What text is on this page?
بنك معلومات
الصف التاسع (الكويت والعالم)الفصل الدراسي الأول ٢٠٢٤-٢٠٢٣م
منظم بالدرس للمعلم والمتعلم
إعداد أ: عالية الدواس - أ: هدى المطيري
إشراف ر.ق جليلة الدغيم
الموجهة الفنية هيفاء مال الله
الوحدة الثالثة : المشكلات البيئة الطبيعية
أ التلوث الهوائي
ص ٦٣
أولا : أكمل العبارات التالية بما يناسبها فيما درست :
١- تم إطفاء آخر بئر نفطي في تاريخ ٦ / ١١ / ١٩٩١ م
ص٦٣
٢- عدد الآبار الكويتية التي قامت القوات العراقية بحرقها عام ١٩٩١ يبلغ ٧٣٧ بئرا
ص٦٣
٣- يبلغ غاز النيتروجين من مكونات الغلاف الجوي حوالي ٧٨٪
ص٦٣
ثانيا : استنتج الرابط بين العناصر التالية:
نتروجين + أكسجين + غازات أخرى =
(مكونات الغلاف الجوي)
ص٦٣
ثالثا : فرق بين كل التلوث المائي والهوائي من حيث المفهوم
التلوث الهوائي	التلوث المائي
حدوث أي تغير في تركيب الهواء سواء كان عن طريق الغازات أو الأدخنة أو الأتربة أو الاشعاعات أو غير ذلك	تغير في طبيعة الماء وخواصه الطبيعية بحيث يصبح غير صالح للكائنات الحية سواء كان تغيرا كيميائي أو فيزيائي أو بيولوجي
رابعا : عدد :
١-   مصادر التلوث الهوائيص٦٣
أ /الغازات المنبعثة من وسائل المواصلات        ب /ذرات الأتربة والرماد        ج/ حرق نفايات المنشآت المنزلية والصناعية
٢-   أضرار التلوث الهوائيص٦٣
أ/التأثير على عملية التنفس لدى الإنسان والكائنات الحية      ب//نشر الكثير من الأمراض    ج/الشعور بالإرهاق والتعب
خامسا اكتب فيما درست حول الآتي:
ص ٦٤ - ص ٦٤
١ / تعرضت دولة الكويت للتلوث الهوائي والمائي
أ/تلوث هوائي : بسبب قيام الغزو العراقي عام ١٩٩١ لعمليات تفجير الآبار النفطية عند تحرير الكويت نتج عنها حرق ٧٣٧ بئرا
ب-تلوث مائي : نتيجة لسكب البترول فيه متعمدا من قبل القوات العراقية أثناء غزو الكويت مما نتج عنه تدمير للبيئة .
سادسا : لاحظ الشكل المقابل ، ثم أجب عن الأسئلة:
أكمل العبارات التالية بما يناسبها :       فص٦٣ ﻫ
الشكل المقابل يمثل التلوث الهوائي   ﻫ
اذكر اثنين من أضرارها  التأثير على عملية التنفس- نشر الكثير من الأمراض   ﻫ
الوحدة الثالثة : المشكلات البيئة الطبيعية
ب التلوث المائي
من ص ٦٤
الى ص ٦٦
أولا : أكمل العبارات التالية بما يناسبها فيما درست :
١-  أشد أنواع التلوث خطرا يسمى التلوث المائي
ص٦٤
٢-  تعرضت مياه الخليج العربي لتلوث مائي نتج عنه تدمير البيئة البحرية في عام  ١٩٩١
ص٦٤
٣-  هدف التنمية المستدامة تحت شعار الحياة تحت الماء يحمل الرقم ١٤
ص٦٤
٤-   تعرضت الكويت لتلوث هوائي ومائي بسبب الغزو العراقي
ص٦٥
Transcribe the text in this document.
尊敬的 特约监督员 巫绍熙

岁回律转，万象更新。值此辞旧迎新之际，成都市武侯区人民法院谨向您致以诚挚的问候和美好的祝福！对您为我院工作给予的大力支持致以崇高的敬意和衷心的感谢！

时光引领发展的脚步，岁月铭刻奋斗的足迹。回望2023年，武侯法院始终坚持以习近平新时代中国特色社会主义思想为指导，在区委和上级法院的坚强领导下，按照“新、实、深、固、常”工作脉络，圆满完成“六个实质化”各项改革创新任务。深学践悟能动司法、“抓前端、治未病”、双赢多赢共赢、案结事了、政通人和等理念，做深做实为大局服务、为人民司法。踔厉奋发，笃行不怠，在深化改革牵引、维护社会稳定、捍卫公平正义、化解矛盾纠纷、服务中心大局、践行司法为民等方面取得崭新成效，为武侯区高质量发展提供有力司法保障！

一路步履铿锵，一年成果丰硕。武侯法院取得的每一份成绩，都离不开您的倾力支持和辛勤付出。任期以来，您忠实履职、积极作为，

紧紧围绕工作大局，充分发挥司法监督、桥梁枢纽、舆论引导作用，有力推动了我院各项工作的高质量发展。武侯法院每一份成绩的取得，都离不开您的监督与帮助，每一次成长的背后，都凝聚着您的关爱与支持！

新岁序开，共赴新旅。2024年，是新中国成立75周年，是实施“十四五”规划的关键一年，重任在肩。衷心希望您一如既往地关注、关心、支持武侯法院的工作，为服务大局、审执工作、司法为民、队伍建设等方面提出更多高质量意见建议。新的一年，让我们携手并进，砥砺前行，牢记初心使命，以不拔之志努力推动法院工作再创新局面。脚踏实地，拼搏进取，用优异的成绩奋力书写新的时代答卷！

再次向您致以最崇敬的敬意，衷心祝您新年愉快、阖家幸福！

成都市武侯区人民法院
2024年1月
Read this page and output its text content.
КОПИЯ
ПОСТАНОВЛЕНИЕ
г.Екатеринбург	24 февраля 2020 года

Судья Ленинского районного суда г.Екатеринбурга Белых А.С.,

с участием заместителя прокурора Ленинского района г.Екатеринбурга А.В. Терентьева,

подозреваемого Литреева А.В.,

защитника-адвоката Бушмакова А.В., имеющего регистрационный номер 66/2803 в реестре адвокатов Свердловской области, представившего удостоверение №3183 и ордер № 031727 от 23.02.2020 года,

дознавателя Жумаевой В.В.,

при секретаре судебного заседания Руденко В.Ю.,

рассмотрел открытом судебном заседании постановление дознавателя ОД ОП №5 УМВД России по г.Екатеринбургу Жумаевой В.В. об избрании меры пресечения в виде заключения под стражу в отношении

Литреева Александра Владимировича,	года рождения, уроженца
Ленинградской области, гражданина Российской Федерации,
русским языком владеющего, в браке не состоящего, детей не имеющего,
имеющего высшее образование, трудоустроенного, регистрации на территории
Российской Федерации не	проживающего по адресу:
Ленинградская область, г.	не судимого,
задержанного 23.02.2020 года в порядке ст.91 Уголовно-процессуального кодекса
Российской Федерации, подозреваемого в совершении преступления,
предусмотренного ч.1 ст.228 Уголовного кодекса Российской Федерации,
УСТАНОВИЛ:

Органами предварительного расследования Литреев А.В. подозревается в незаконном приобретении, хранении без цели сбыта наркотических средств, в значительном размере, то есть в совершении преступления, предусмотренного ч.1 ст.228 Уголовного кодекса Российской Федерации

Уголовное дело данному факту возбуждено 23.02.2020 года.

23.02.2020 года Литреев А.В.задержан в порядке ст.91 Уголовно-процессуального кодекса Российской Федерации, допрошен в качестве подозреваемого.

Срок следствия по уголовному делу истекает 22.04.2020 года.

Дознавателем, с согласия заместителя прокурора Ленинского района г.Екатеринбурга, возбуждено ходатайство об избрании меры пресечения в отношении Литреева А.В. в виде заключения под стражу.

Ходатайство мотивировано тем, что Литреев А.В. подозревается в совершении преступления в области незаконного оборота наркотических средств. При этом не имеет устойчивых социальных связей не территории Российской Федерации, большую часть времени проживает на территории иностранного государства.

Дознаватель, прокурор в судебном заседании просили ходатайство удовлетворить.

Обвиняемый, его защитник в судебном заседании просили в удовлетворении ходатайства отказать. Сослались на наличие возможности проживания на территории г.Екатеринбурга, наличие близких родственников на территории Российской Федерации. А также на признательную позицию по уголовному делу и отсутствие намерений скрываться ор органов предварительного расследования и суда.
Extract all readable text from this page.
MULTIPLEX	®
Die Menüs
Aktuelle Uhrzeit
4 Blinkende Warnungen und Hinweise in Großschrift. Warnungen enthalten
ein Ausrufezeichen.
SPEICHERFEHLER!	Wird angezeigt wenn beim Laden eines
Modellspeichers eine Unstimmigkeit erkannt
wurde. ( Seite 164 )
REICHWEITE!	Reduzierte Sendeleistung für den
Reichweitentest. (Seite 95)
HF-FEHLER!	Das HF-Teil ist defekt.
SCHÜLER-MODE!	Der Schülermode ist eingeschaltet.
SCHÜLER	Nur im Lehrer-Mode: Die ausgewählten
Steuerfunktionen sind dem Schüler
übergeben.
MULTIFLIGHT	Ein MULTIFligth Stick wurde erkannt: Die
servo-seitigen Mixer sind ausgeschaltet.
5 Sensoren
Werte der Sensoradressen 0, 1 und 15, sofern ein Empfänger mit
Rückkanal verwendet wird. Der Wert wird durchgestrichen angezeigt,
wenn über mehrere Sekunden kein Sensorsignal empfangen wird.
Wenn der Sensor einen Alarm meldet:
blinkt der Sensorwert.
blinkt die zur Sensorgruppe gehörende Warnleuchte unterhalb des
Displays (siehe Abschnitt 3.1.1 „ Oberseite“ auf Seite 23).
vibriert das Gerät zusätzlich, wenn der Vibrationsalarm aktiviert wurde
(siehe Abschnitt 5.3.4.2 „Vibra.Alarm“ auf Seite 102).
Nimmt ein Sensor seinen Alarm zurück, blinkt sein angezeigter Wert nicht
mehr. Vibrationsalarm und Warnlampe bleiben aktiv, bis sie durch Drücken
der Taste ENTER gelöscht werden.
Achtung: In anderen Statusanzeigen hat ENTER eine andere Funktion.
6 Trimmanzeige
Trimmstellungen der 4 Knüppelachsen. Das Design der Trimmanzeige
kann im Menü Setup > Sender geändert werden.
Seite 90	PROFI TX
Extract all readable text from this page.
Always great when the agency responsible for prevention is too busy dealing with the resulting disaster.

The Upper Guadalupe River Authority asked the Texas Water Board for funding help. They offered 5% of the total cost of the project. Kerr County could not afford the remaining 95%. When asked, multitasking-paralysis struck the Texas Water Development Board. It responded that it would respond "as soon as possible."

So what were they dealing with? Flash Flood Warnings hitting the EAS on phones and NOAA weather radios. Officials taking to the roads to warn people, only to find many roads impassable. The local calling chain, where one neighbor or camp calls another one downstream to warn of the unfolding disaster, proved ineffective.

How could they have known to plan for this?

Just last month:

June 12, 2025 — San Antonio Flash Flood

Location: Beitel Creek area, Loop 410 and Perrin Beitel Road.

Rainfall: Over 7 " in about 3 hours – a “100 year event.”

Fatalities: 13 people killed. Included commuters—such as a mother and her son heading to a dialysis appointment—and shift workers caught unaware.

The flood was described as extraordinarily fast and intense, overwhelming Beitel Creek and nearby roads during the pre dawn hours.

######

# Stated goal
Find out how many lines in the listing contain the string "with". Give the number alone.

# Full response
2